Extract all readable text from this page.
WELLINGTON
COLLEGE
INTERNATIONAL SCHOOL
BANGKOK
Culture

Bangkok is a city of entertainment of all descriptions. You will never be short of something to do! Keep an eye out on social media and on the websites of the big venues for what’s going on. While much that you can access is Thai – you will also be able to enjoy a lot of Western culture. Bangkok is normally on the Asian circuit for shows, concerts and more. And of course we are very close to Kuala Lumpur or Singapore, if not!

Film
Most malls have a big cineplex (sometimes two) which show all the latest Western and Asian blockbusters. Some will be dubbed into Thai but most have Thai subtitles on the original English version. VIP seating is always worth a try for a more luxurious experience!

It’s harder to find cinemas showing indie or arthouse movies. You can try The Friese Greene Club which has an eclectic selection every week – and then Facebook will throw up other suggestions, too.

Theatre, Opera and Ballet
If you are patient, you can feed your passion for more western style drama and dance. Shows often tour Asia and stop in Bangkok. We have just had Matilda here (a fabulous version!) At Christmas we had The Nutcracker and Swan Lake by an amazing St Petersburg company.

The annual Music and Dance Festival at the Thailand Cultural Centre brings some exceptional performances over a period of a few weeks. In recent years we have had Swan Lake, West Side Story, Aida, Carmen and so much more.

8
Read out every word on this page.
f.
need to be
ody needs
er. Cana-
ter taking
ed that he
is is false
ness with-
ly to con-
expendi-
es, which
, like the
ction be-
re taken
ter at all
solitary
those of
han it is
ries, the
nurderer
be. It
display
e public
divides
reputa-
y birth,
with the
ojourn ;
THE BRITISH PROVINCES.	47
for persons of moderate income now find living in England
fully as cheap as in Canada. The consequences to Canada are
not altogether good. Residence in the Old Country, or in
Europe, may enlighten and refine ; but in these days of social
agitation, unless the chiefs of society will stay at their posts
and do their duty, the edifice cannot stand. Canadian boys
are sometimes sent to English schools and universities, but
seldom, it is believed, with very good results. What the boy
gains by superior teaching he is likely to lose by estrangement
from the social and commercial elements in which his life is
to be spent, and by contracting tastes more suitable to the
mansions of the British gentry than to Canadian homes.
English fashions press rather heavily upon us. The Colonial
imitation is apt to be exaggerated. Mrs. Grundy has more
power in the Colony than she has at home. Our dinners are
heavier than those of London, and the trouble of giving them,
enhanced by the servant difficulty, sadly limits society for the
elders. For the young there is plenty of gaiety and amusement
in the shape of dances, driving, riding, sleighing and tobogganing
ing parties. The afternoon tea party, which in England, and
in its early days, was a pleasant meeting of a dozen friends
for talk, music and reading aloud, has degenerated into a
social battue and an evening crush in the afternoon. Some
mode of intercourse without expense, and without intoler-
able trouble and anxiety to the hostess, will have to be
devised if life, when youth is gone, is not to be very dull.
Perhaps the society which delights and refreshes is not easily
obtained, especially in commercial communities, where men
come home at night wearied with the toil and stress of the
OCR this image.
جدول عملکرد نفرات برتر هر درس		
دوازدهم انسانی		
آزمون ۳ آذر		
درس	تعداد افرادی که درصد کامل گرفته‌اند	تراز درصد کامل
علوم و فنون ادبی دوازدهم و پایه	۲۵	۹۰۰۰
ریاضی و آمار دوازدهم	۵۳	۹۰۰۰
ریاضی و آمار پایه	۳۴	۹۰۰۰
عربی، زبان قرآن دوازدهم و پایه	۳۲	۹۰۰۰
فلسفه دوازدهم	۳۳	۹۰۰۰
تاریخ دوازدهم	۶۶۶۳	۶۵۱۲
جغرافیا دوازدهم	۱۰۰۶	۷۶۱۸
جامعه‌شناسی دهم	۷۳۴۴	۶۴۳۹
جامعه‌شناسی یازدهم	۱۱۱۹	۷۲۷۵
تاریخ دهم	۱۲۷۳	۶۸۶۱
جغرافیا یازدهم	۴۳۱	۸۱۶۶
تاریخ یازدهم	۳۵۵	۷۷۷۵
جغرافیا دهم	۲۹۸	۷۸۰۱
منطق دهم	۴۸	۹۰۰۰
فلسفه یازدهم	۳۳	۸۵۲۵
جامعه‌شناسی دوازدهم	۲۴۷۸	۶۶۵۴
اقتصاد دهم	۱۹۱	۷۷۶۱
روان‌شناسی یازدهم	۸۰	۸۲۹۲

_Task instructions_:
Repeat the listing in full, keeping every line exactly as it is.

_Written solution_:
Extract all readable text from this page.
WELLINGTON
COLLEGE
INTERNATIONAL SCHOOL
BANGKOK
Culture

Bangkok is a city of entertainment of all descriptions. You will never be short of something to do! Keep an eye out on social media and on the websites of the big venues for what’s going on. While much that you can access is Thai – you will also be able to enjoy a lot of Western culture. Bangkok is normally on the Asian circuit for shows, concerts and more. And of course we are very close to Kuala Lumpur or Singapore, if not!

Film
Most malls have a big cineplex (sometimes two) which show all the latest Western and Asian blockbusters. Some will be dubbed into Thai but most have Thai subtitles on the original English version. VIP seating is always worth a try for a more luxurious experience!

It’s harder to find cinemas showing indie or arthouse movies. You can try The Friese Greene Club which has an eclectic selection every week – and then Facebook will throw up other suggestions, too.

Theatre, Opera and Ballet
If you are patient, you can feed your passion for more western style drama and dance. Shows often tour Asia and stop in Bangkok. We have just had Matilda here (a fabulous version!) At Christmas we had The Nutcracker and Swan Lake by an amazing St Petersburg company.

The annual Music and Dance Festival at the Thailand Cultural Centre brings some exceptional performances over a period of a few weeks. In recent years we have had Swan Lake, West Side Story, Aida, Carmen and so much more.

8
Read out every word on this page.
f.
need to be
ody needs
er. Cana-
ter taking
ed that he
is is false
ness with-
ly to con-
expendi-
es, which
, like the
ction be-
re taken
ter at all
solitary
those of
han it is
ries, the
nurderer
be. It
display
e public
divides
reputa-
y birth,
with the
ojourn ;
THE BRITISH PROVINCES.	47
for persons of moderate income now find living in England
fully as cheap as in Canada. The consequences to Canada are
not altogether good. Residence in the Old Country, or in
Europe, may enlighten and refine ; but in these days of social
agitation, unless the chiefs of society will stay at their posts
and do their duty, the edifice cannot stand. Canadian boys
are sometimes sent to English schools and universities, but
seldom, it is believed, with very good results. What the boy
gains by superior teaching he is likely to lose by estrangement
from the social and commercial elements in which his life is
to be spent, and by contracting tastes more suitable to the
mansions of the British gentry than to Canadian homes.
English fashions press rather heavily upon us. The Colonial
imitation is apt to be exaggerated. Mrs. Grundy has more
power in the Colony than she has at home. Our dinners are
heavier than those of London, and the trouble of giving them,
enhanced by the servant difficulty, sadly limits society for the
elders. For the young there is plenty of gaiety and amusement
in the shape of dances, driving, riding, sleighing and tobogganing
ing parties. The afternoon tea party, which in England, and
in its early days, was a pleasant meeting of a dozen friends
for talk, music and reading aloud, has degenerated into a
social battue and an evening crush in the afternoon. Some
mode of intercourse without expense, and without intoler-
able trouble and anxiety to the hostess, will have to be
devised if life, when youth is gone, is not to be very dull.
Perhaps the society which delights and refreshes is not easily
obtained, especially in commercial communities, where men
come home at night wearied with the toil and stress of the
OCR this image.
جدول عملکرد نفرات برتر هر درس		
دوازدهم انسانی		
آزمون ۳ آذر		
درس	تعداد افرادی که درصد کامل گرفته‌اند	تراز درصد کامل
علوم و فنون ادبی دوازدهم و پایه	۲۵	۹۰۰۰
ریاضی و آمار دوازدهم	۵۳	۹۰۰۰
ریاضی و آمار پایه	۳۴	۹۰۰۰
عربی، زبان قرآن دوازدهم و پایه	۳۲	۹۰۰۰
فلسفه دوازدهم	۳۳	۹۰۰۰
تاریخ دوازدهم	۶۶۶۳	۶۵۱۲
جغرافیا دوازدهم	۱۰۰۶	۷۶۱۸
جامعه‌شناسی دهم	۷۳۴۴	۶۴۳۹
جامعه‌شناسی یازدهم	۱۱۱۹	۷۲۷۵
تاریخ دهم	۱۲۷۳	۶۸۶۱
جغرافیا یازدهم	۴۳۱	۸۱۶۶
تاریخ یازدهم	۳۵۵	۷۷۷۵
جغرافیا دهم	۲۹۸	۷۸۰۱
منطق دهم	۴۸	۹۰۰۰
فلسفه یازدهم	۳۳	۸۵۲۵
جامعه‌شناسی دوازدهم	۲۴۷۸	۶۶۵۴
اقتصاد دهم	۱۹۱	۷۷۶۱
روان‌شناسی یازدهم	۸۰	۸۲۹۲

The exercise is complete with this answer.